◆ DATASET ROWS:
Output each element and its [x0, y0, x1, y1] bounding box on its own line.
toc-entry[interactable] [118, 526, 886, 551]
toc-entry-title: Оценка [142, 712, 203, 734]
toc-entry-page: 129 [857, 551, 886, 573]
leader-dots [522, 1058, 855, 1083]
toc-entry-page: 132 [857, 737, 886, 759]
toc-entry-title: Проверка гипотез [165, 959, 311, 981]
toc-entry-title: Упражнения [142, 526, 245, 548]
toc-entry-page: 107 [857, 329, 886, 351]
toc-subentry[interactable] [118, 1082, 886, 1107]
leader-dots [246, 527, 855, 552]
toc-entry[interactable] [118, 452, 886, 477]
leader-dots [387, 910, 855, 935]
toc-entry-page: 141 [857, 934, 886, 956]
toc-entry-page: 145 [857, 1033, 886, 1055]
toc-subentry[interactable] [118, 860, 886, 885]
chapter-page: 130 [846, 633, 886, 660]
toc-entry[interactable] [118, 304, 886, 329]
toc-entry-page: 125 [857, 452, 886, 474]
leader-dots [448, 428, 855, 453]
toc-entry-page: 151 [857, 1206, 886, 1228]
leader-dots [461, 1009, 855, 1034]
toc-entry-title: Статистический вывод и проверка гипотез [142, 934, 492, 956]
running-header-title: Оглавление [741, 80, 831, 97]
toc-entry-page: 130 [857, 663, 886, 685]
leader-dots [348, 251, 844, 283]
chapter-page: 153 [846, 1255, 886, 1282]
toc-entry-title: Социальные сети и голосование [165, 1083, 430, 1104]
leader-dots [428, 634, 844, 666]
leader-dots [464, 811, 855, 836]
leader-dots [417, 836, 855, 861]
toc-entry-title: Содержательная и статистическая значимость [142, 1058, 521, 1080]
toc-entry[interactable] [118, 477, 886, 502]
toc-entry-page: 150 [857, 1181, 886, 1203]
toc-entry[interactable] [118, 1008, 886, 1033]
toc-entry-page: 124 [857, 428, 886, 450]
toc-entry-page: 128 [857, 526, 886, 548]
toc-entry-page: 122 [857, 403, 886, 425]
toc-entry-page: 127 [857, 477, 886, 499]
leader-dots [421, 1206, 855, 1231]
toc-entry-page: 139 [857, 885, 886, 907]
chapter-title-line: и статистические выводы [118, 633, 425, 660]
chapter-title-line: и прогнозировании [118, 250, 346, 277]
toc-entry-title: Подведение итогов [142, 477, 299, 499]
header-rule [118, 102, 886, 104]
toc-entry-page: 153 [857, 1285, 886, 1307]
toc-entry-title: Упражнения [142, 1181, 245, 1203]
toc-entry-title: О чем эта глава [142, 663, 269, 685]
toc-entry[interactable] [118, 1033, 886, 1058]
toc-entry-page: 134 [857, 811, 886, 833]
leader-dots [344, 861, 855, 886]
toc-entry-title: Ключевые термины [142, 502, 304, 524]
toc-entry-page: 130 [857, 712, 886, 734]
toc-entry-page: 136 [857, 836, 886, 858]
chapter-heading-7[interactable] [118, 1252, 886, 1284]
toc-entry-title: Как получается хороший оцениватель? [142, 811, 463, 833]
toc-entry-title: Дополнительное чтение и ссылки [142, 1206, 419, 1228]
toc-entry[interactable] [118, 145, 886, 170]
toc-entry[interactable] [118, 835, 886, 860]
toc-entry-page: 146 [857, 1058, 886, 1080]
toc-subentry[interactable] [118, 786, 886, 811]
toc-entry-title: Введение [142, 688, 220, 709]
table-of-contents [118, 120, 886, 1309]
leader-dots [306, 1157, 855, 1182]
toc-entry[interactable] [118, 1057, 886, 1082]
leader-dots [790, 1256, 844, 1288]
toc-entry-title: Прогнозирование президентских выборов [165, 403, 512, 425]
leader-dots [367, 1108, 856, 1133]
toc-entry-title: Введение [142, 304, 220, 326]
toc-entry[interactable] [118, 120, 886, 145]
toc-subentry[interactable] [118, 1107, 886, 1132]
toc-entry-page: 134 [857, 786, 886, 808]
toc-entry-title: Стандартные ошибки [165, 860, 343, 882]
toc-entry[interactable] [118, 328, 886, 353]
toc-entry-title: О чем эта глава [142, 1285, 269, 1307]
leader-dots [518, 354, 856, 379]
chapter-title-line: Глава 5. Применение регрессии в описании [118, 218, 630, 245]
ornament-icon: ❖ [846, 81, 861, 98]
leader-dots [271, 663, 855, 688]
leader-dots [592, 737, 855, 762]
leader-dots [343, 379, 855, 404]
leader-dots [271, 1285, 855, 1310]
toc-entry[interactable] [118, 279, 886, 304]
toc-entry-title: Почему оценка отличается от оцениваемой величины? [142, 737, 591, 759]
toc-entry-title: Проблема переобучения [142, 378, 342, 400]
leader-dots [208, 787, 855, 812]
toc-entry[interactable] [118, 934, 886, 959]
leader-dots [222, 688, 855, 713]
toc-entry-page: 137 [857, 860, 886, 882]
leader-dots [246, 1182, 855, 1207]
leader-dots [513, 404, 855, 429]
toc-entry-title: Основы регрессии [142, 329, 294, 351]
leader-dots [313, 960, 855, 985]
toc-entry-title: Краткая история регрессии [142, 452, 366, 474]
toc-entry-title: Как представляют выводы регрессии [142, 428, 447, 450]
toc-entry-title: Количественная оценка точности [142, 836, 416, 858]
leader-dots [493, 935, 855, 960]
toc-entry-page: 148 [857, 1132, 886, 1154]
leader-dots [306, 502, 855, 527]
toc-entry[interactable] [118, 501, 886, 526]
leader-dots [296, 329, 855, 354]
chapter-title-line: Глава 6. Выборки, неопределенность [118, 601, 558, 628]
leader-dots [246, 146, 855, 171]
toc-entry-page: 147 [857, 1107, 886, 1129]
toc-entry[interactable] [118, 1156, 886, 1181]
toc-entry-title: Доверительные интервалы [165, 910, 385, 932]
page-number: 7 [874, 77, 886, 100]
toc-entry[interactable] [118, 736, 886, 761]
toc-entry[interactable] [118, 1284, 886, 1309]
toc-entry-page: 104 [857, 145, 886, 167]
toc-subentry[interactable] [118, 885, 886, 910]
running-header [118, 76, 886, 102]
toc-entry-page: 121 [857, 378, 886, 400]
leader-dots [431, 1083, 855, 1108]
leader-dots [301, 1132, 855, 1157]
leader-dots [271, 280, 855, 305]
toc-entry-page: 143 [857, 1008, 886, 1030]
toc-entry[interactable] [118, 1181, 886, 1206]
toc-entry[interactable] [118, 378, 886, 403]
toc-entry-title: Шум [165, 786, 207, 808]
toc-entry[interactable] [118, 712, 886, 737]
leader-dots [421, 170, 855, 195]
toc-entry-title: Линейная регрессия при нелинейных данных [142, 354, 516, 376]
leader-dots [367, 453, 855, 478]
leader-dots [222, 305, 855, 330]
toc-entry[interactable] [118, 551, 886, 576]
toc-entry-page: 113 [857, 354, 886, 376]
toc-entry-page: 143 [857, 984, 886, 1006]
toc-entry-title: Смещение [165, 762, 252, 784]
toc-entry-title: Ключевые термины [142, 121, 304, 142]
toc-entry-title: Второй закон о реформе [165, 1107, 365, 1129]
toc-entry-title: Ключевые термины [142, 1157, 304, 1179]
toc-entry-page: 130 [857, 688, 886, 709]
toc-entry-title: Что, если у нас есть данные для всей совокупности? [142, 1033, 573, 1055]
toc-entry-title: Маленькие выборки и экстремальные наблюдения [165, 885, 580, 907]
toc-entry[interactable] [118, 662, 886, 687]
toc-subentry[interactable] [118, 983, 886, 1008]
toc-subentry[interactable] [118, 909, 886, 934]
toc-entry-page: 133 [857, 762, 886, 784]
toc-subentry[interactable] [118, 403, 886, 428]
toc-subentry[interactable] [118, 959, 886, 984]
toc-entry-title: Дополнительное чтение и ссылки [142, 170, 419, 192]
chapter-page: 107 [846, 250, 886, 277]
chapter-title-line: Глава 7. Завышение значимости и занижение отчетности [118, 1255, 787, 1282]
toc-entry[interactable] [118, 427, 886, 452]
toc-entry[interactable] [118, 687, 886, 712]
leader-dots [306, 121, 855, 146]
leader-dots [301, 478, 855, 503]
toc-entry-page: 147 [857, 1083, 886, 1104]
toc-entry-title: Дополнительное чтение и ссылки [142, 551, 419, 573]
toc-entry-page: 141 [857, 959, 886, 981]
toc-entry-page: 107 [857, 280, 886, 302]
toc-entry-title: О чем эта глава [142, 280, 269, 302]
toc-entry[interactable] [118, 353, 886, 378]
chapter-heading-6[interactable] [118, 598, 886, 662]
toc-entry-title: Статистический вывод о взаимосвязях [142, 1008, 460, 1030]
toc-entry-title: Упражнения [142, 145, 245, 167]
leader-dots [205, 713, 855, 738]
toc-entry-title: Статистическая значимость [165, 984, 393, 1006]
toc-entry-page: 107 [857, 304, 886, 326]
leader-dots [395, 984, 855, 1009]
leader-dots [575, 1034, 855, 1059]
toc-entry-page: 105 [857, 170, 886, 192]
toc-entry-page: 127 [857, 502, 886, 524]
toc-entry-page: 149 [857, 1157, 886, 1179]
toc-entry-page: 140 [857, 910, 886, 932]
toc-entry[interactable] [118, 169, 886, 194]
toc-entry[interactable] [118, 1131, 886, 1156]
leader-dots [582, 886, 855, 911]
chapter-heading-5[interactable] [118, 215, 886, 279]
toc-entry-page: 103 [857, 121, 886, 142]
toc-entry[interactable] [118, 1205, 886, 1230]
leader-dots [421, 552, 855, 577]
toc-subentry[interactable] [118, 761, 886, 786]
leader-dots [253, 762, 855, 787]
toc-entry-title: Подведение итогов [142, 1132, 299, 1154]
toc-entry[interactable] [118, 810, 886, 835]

◆ GIVEN PROBLEM:
Copy the lines above word for word, starting with the very first line and ending with the line that contains "toc-entry-page: 107 [857, 329, 886, 351]", both of those included.

◆ SOLUTION BELOW:
Output each element and its [x0, y0, x1, y1] bounding box on its own line.
toc-entry[interactable] [118, 526, 886, 551]
toc-entry-title: Оценка [142, 712, 203, 734]
toc-entry-page: 129 [857, 551, 886, 573]
leader-dots [522, 1058, 855, 1083]
toc-entry-page: 132 [857, 737, 886, 759]
toc-entry-title: Проверка гипотез [165, 959, 311, 981]
toc-entry-title: Упражнения [142, 526, 245, 548]
toc-entry-page: 107 [857, 329, 886, 351]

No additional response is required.